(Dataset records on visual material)
* * *
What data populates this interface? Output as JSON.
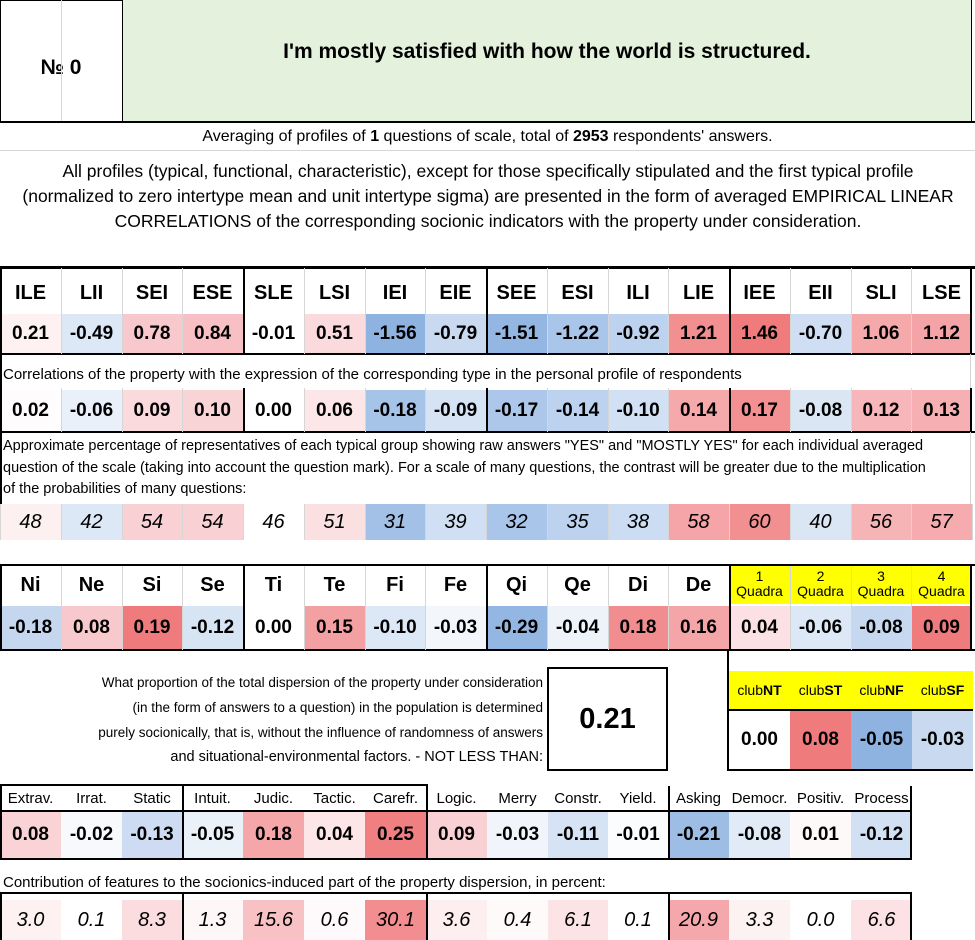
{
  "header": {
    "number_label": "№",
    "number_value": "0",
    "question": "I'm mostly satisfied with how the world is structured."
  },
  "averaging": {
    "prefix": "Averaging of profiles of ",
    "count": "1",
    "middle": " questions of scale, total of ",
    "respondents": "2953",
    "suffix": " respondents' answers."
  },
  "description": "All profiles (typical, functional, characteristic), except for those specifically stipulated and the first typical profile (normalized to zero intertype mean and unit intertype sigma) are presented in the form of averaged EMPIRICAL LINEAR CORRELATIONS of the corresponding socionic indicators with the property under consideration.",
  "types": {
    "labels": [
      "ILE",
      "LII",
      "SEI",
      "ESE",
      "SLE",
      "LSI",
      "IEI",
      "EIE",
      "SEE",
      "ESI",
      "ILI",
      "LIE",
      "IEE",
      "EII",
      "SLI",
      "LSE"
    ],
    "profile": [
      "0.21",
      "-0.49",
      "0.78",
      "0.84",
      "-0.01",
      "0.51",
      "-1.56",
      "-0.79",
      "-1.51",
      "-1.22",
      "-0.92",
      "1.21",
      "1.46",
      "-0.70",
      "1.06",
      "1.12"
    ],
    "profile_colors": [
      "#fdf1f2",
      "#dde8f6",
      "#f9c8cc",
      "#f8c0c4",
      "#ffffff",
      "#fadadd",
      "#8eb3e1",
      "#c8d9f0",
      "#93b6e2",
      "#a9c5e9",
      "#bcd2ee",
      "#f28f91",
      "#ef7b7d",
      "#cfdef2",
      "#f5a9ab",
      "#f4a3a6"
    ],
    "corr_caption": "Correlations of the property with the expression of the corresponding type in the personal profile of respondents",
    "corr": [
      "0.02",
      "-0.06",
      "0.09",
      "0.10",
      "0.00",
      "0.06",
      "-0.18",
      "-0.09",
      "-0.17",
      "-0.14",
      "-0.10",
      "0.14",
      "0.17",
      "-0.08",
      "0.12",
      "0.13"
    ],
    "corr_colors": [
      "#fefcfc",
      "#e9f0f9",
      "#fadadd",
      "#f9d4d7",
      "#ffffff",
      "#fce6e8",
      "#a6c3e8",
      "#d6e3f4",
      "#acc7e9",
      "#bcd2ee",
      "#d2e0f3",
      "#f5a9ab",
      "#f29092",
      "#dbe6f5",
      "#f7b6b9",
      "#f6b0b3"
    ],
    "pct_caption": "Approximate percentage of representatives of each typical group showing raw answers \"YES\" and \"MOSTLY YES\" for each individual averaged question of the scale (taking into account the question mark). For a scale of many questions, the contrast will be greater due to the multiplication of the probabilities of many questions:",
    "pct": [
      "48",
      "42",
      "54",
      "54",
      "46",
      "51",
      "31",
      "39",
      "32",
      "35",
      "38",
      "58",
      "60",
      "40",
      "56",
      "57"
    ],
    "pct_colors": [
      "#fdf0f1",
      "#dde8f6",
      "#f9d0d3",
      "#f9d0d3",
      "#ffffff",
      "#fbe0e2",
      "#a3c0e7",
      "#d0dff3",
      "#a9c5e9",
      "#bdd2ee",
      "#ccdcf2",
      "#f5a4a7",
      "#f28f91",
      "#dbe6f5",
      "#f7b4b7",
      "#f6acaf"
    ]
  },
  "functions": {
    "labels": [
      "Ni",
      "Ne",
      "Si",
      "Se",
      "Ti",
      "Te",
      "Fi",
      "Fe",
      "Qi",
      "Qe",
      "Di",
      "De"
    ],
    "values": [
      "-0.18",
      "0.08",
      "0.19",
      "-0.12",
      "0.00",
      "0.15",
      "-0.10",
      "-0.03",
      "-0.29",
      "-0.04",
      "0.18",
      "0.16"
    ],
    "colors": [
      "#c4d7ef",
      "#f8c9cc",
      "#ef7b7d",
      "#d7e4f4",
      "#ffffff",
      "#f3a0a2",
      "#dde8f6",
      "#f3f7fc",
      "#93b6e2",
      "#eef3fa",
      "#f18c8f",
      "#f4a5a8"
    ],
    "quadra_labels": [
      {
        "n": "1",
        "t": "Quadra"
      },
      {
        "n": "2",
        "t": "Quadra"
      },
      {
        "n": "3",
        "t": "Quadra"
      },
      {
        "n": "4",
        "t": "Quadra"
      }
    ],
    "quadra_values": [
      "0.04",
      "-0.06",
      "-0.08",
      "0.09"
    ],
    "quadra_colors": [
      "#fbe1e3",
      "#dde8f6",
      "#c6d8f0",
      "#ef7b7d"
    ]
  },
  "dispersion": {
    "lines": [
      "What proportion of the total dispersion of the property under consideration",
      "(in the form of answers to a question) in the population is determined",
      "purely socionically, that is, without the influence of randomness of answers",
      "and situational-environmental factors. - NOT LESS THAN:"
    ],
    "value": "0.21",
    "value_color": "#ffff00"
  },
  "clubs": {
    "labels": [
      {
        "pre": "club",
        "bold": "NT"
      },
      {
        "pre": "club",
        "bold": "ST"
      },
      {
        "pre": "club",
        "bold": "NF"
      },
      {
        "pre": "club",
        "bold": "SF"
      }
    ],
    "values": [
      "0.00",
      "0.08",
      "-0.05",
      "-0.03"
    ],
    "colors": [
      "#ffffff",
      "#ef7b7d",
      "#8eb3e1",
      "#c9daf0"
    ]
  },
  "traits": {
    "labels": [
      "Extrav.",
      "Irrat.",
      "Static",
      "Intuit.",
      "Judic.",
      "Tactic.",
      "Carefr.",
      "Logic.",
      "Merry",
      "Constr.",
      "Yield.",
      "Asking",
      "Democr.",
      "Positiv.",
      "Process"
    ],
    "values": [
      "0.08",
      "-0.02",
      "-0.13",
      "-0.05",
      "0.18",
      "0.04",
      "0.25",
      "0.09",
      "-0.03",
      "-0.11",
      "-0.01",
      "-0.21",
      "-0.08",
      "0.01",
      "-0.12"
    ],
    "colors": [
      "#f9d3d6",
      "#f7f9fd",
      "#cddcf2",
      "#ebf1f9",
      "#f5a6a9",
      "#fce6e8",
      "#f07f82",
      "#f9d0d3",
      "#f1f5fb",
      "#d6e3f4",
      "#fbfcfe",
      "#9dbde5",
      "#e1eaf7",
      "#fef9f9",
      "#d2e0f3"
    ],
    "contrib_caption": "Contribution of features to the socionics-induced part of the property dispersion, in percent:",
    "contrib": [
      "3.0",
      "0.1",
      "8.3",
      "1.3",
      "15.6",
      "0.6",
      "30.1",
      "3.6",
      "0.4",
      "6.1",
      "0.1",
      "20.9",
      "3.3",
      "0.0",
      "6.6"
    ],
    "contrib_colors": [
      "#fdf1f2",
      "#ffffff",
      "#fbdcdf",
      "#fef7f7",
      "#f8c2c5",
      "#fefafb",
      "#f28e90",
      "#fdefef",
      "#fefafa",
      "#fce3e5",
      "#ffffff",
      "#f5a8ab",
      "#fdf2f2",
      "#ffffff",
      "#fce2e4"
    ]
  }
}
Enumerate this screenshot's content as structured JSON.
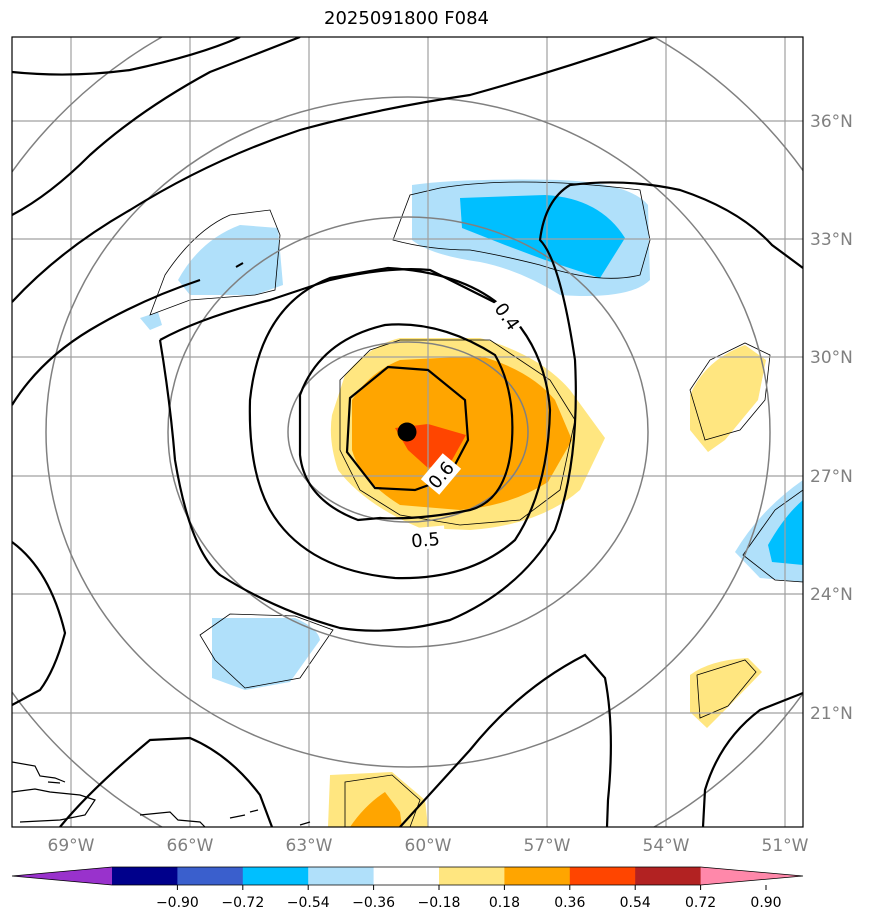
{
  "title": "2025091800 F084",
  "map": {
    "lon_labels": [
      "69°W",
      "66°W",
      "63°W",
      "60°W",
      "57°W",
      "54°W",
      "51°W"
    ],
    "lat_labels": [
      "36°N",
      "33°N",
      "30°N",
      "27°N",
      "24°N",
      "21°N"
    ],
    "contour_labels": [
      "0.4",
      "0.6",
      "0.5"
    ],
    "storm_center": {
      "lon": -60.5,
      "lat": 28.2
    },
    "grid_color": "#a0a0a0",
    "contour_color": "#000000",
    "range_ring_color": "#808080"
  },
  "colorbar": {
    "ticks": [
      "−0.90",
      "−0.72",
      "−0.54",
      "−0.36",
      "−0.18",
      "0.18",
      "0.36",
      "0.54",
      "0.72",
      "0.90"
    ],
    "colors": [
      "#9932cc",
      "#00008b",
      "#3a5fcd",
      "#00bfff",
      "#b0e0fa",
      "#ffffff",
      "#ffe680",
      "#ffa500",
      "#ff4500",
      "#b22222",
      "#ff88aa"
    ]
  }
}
* * *
▶ **Written problem**:
Show the lines from the data above that contain the string "corresponding".

▶ **Output for this task**:
  "description": "All profiles (typical, functional, characteristic), except for those specifically stipulated and the first typical profile (normalized to zero intertype mean and unit intertype sigma) are presented in the form of averaged EMPIRICAL LINEAR CORRELATIONS of the corresponding socionic indicators with the property under consideration.",
    "corr_caption": "Correlations of the property with the expression of the corresponding type in the personal profile of respondents",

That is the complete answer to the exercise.